> Exercise goal:
Look through the material below. Copy each line that contains the string "scenario".
▬▬▬▬▬▬▬▬▬▬
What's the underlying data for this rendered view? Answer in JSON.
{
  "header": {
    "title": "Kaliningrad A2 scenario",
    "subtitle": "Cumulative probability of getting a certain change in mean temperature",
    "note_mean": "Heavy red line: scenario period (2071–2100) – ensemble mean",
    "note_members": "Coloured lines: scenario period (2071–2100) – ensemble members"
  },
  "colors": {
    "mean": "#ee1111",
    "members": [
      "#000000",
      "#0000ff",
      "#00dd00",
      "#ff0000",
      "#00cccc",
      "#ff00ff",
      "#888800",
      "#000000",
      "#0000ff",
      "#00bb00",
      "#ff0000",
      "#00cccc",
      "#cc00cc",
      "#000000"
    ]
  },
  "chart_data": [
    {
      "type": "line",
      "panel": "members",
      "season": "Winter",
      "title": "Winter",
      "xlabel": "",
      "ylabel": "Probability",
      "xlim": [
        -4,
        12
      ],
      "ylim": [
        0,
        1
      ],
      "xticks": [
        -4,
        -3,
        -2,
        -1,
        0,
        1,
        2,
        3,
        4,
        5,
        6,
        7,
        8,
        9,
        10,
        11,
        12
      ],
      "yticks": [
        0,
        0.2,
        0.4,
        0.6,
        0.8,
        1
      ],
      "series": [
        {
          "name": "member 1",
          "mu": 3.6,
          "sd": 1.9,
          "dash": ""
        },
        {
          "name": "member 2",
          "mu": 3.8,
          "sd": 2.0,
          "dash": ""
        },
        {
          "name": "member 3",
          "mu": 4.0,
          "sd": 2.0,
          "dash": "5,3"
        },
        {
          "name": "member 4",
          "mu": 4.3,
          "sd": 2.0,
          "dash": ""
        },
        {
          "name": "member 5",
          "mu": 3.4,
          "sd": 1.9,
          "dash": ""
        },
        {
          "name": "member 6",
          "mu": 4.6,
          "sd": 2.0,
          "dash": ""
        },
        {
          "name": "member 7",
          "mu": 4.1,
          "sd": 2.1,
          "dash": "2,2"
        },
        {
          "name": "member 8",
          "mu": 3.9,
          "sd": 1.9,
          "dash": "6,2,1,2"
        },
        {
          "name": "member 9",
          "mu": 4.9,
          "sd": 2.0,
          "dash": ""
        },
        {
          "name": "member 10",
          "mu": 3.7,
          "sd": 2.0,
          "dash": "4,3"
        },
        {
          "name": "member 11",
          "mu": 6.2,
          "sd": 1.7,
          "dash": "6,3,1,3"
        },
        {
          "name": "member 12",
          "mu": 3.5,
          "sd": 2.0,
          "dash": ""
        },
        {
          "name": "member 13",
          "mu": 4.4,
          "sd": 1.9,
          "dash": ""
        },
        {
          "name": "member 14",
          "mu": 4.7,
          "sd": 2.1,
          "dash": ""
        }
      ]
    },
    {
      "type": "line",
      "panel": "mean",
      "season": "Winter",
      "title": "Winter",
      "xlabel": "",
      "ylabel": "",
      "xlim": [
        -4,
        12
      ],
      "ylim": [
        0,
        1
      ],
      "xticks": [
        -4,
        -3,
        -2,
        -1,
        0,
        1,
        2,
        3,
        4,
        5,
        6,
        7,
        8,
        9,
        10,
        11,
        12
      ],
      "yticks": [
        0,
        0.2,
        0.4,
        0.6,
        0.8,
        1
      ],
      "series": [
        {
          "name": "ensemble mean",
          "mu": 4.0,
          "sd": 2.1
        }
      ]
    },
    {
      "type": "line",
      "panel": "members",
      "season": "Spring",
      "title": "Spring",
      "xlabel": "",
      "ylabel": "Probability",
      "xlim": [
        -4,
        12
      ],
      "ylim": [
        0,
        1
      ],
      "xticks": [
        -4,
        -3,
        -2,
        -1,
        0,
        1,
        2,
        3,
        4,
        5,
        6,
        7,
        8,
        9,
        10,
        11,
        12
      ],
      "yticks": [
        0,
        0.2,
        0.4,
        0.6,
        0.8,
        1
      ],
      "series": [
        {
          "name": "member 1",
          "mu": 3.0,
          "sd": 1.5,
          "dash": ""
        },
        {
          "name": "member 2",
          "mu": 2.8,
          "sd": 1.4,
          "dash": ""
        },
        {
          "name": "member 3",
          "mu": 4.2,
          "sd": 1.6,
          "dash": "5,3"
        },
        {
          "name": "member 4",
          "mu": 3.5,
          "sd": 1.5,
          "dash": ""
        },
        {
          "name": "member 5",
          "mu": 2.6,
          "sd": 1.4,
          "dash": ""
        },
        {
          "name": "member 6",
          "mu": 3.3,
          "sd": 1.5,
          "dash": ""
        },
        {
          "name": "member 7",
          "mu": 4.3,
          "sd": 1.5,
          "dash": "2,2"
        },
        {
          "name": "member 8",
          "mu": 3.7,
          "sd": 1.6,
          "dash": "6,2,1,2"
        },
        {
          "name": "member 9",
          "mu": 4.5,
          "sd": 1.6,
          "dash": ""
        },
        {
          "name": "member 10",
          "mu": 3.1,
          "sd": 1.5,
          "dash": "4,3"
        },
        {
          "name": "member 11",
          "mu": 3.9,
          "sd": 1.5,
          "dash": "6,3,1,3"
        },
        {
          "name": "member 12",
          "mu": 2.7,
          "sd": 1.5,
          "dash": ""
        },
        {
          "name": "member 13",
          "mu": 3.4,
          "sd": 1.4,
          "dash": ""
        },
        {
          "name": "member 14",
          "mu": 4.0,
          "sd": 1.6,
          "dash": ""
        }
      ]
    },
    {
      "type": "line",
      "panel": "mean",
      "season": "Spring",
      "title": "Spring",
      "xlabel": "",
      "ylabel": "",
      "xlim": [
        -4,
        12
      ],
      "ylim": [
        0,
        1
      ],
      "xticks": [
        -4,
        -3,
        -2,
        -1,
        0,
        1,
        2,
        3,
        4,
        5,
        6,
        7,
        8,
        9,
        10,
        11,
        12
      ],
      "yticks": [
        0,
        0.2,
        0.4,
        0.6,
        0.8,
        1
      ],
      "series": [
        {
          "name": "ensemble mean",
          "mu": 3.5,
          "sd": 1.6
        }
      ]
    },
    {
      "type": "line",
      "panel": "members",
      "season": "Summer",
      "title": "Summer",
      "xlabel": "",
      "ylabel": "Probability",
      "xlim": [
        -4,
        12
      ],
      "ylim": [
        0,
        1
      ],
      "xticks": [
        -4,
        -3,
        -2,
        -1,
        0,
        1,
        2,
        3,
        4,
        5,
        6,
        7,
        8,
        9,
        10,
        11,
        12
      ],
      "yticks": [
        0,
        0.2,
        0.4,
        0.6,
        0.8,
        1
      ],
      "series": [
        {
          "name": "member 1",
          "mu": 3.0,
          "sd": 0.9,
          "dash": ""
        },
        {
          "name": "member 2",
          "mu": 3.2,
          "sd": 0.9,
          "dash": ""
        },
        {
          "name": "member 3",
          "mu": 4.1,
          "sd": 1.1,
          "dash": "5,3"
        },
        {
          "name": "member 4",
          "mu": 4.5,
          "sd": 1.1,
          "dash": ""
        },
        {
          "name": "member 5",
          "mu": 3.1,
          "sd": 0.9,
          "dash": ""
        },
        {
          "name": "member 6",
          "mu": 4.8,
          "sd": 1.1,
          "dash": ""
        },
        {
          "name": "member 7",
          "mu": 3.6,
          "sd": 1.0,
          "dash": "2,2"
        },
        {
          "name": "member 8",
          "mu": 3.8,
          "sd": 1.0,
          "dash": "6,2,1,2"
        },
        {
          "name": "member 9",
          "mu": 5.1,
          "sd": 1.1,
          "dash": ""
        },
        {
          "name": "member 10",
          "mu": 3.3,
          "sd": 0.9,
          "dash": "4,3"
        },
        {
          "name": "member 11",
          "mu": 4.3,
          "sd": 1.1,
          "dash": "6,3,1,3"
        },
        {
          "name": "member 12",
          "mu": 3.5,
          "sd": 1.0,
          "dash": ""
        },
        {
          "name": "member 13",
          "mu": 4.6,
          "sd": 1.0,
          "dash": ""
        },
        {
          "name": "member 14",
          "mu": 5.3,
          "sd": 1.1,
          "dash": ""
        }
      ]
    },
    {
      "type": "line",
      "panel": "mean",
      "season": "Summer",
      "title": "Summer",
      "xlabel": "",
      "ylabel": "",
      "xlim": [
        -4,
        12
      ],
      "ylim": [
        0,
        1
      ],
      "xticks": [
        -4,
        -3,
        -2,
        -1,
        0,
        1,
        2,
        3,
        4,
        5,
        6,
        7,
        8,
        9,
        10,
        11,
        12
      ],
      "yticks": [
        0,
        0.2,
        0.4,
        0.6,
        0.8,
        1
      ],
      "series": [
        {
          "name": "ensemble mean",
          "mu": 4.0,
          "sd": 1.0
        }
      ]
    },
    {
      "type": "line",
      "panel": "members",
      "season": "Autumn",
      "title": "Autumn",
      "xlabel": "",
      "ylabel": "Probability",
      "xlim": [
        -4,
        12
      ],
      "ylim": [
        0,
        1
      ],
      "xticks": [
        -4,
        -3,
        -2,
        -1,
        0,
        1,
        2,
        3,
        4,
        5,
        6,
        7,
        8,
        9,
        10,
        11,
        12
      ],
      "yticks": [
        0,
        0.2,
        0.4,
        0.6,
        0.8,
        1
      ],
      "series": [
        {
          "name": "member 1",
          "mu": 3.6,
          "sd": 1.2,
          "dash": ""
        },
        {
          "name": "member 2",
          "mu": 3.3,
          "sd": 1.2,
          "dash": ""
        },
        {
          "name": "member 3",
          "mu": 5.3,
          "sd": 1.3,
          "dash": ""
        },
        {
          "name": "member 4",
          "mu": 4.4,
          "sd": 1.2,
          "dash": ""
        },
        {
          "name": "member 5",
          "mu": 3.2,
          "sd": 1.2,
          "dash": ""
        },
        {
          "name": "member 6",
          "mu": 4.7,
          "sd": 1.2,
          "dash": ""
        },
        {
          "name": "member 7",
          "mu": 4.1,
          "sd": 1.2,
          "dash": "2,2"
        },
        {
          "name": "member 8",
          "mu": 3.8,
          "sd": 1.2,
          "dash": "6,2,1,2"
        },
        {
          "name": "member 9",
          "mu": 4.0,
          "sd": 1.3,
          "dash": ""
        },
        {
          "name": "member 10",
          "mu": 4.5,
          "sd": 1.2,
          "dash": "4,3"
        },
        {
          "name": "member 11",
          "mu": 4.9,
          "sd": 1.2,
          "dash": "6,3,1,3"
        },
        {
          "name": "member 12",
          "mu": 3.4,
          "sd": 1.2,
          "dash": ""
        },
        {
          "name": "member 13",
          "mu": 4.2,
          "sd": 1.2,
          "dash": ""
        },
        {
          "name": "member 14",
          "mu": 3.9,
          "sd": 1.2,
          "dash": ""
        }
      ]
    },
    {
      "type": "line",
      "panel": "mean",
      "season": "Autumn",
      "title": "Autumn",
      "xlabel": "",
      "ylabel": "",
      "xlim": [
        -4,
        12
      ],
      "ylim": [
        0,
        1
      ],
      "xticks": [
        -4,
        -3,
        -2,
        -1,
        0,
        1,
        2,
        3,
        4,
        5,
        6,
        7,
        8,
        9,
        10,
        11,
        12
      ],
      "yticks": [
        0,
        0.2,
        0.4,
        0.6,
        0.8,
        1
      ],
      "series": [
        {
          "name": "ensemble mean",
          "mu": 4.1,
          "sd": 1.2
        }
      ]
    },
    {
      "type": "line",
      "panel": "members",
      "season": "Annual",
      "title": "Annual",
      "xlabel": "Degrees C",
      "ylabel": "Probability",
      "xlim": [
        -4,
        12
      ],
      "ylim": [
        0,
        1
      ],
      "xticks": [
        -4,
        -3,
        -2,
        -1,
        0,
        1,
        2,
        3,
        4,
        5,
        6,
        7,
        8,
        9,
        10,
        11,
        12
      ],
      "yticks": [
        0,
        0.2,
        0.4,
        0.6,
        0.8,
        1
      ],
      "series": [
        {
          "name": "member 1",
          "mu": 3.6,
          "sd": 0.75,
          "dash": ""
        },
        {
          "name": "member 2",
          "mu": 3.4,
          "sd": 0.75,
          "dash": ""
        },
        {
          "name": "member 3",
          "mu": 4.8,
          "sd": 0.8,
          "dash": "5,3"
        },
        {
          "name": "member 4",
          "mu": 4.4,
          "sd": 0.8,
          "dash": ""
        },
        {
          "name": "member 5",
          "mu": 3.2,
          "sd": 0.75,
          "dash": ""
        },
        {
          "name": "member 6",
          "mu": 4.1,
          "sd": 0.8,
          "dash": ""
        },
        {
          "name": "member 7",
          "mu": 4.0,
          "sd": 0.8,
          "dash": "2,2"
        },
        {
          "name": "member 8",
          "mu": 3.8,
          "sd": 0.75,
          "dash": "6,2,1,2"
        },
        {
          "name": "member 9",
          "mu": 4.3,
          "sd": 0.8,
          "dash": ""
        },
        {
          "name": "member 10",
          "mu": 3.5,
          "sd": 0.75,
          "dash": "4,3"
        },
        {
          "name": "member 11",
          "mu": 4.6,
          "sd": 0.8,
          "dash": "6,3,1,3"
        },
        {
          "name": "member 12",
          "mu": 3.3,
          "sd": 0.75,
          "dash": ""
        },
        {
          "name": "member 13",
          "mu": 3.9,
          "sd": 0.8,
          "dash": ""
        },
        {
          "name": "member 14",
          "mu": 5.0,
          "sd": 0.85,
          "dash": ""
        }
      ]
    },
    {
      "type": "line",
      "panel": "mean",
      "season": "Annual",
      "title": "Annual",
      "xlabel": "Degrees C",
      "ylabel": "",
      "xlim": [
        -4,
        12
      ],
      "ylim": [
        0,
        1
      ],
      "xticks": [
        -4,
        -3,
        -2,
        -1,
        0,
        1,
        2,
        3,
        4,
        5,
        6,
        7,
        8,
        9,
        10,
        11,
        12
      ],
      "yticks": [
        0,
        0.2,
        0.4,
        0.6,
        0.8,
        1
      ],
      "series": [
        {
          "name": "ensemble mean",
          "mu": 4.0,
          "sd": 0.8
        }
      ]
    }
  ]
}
▬▬▬▬▬▬▬▬▬▬
> Correct output:
    "title": "Kaliningrad A2 scenario",
    "note_mean": "Heavy red line: scenario period (2071–2100) – ensemble mean",
    "note_members": "Coloured lines: scenario period (2071–2100) – ensemble members"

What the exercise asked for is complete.